Your task is to transcribe all the entries exactly, excluding pictures.
:: INPUT DATA
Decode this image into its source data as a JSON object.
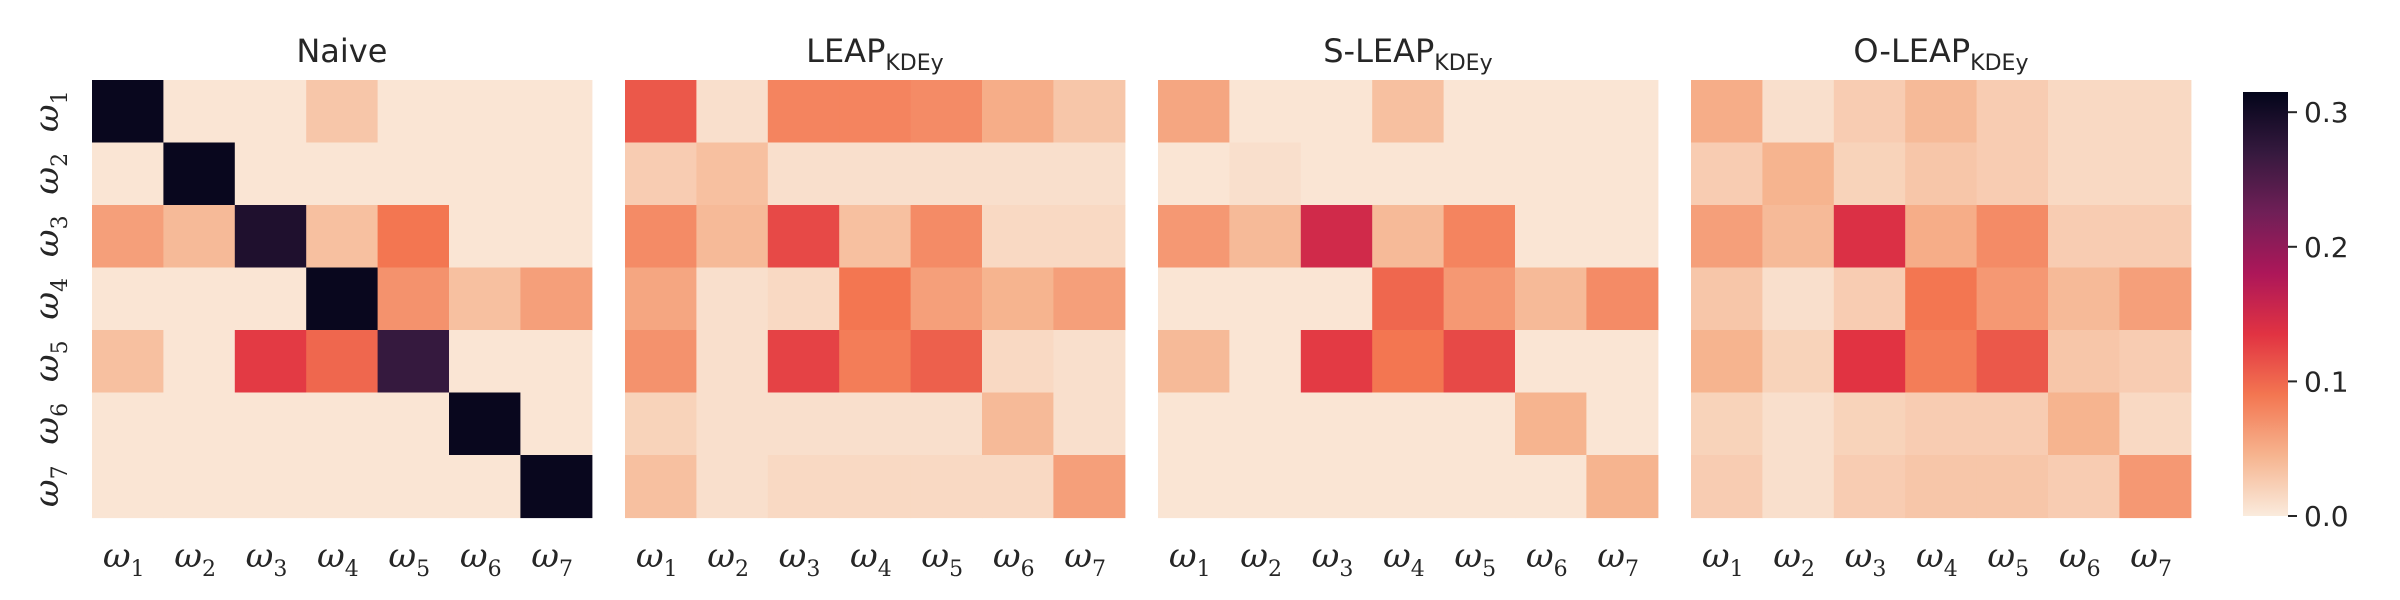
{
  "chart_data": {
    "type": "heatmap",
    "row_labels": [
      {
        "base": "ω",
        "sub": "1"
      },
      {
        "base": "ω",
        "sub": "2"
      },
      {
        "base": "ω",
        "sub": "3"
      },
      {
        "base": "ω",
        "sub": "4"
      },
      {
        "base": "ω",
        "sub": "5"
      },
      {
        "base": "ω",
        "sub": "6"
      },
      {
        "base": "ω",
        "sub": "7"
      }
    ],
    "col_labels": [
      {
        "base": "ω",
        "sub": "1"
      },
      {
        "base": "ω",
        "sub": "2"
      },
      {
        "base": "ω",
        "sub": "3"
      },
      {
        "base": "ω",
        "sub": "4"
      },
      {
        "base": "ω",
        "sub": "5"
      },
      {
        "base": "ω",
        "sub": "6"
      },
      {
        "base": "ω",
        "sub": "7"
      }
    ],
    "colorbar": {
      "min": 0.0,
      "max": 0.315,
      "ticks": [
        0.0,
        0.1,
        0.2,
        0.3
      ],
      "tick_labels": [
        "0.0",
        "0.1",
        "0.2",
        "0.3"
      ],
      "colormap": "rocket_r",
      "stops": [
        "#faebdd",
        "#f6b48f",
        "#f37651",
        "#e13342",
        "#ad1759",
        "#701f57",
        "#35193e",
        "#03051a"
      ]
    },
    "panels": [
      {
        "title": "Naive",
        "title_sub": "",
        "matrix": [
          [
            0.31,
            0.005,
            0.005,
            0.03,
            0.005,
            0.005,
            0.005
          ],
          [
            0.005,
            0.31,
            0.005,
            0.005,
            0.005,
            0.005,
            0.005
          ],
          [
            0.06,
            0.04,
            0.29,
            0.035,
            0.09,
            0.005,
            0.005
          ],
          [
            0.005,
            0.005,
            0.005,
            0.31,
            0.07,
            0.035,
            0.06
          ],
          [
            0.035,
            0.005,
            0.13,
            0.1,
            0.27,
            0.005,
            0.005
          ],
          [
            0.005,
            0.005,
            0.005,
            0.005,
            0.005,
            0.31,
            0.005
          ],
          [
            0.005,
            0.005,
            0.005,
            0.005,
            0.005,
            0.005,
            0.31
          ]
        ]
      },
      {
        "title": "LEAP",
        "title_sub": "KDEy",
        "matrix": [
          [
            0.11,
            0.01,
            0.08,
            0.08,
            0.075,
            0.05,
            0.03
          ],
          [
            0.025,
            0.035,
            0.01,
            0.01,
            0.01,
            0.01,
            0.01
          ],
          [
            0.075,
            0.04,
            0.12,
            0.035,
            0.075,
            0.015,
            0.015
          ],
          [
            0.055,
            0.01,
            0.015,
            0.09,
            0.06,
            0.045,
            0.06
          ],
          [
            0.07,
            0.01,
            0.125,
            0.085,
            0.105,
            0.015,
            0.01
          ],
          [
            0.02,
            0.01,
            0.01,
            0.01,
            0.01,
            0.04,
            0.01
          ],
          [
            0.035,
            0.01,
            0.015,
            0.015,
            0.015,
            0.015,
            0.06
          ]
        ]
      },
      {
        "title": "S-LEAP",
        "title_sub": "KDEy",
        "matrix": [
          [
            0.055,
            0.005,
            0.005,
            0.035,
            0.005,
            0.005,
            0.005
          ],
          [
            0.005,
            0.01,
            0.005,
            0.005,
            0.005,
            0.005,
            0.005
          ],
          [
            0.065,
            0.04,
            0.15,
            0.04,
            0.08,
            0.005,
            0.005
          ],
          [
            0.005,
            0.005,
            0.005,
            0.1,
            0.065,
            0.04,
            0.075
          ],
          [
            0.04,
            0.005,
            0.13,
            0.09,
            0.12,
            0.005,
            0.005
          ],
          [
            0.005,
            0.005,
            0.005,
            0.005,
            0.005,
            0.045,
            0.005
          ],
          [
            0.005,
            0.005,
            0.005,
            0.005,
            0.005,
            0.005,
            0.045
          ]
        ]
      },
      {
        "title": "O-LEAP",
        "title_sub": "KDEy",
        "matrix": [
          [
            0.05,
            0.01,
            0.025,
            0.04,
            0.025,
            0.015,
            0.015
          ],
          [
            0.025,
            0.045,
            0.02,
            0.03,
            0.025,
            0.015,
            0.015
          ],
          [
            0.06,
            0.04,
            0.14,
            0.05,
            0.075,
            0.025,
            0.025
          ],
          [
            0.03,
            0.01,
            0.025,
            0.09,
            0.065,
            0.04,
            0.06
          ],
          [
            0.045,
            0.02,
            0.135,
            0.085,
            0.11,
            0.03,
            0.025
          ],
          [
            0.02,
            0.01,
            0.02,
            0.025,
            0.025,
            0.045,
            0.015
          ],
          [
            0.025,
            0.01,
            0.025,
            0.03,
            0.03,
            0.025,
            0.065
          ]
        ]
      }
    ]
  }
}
::::
▶ [SOLUTION TO THIS TASK]
Decode this image into its source data as a JSON object.
{
  "chart_data": {
    "type": "heatmap",
    "row_labels": [
      {
        "base": "ω",
        "sub": "1"
      },
      {
        "base": "ω",
        "sub": "2"
      },
      {
        "base": "ω",
        "sub": "3"
      },
      {
        "base": "ω",
        "sub": "4"
      },
      {
        "base": "ω",
        "sub": "5"
      },
      {
        "base": "ω",
        "sub": "6"
      },
      {
        "base": "ω",
        "sub": "7"
      }
    ],
    "col_labels": [
      {
        "base": "ω",
        "sub": "1"
      },
      {
        "base": "ω",
        "sub": "2"
      },
      {
        "base": "ω",
        "sub": "3"
      },
      {
        "base": "ω",
        "sub": "4"
      },
      {
        "base": "ω",
        "sub": "5"
      },
      {
        "base": "ω",
        "sub": "6"
      },
      {
        "base": "ω",
        "sub": "7"
      }
    ],
    "colorbar": {
      "min": 0.0,
      "max": 0.315,
      "ticks": [
        0.0,
        0.1,
        0.2,
        0.3
      ],
      "tick_labels": [
        "0.0",
        "0.1",
        "0.2",
        "0.3"
      ],
      "colormap": "rocket_r",
      "stops": [
        "#faebdd",
        "#f6b48f",
        "#f37651",
        "#e13342",
        "#ad1759",
        "#701f57",
        "#35193e",
        "#03051a"
      ]
    },
    "panels": [
      {
        "title": "Naive",
        "title_sub": "",
        "matrix": [
          [
            0.31,
            0.005,
            0.005,
            0.03,
            0.005,
            0.005,
            0.005
          ],
          [
            0.005,
            0.31,
            0.005,
            0.005,
            0.005,
            0.005,
            0.005
          ],
          [
            0.06,
            0.04,
            0.29,
            0.035,
            0.09,
            0.005,
            0.005
          ],
          [
            0.005,
            0.005,
            0.005,
            0.31,
            0.07,
            0.035,
            0.06
          ],
          [
            0.035,
            0.005,
            0.13,
            0.1,
            0.27,
            0.005,
            0.005
          ],
          [
            0.005,
            0.005,
            0.005,
            0.005,
            0.005,
            0.31,
            0.005
          ],
          [
            0.005,
            0.005,
            0.005,
            0.005,
            0.005,
            0.005,
            0.31
          ]
        ]
      },
      {
        "title": "LEAP",
        "title_sub": "KDEy",
        "matrix": [
          [
            0.11,
            0.01,
            0.08,
            0.08,
            0.075,
            0.05,
            0.03
          ],
          [
            0.025,
            0.035,
            0.01,
            0.01,
            0.01,
            0.01,
            0.01
          ],
          [
            0.075,
            0.04,
            0.12,
            0.035,
            0.075,
            0.015,
            0.015
          ],
          [
            0.055,
            0.01,
            0.015,
            0.09,
            0.06,
            0.045,
            0.06
          ],
          [
            0.07,
            0.01,
            0.125,
            0.085,
            0.105,
            0.015,
            0.01
          ],
          [
            0.02,
            0.01,
            0.01,
            0.01,
            0.01,
            0.04,
            0.01
          ],
          [
            0.035,
            0.01,
            0.015,
            0.015,
            0.015,
            0.015,
            0.06
          ]
        ]
      },
      {
        "title": "S-LEAP",
        "title_sub": "KDEy",
        "matrix": [
          [
            0.055,
            0.005,
            0.005,
            0.035,
            0.005,
            0.005,
            0.005
          ],
          [
            0.005,
            0.01,
            0.005,
            0.005,
            0.005,
            0.005,
            0.005
          ],
          [
            0.065,
            0.04,
            0.15,
            0.04,
            0.08,
            0.005,
            0.005
          ],
          [
            0.005,
            0.005,
            0.005,
            0.1,
            0.065,
            0.04,
            0.075
          ],
          [
            0.04,
            0.005,
            0.13,
            0.09,
            0.12,
            0.005,
            0.005
          ],
          [
            0.005,
            0.005,
            0.005,
            0.005,
            0.005,
            0.045,
            0.005
          ],
          [
            0.005,
            0.005,
            0.005,
            0.005,
            0.005,
            0.005,
            0.045
          ]
        ]
      },
      {
        "title": "O-LEAP",
        "title_sub": "KDEy",
        "matrix": [
          [
            0.05,
            0.01,
            0.025,
            0.04,
            0.025,
            0.015,
            0.015
          ],
          [
            0.025,
            0.045,
            0.02,
            0.03,
            0.025,
            0.015,
            0.015
          ],
          [
            0.06,
            0.04,
            0.14,
            0.05,
            0.075,
            0.025,
            0.025
          ],
          [
            0.03,
            0.01,
            0.025,
            0.09,
            0.065,
            0.04,
            0.06
          ],
          [
            0.045,
            0.02,
            0.135,
            0.085,
            0.11,
            0.03,
            0.025
          ],
          [
            0.02,
            0.01,
            0.02,
            0.025,
            0.025,
            0.045,
            0.015
          ],
          [
            0.025,
            0.01,
            0.025,
            0.03,
            0.03,
            0.025,
            0.065
          ]
        ]
      }
    ]
  }
}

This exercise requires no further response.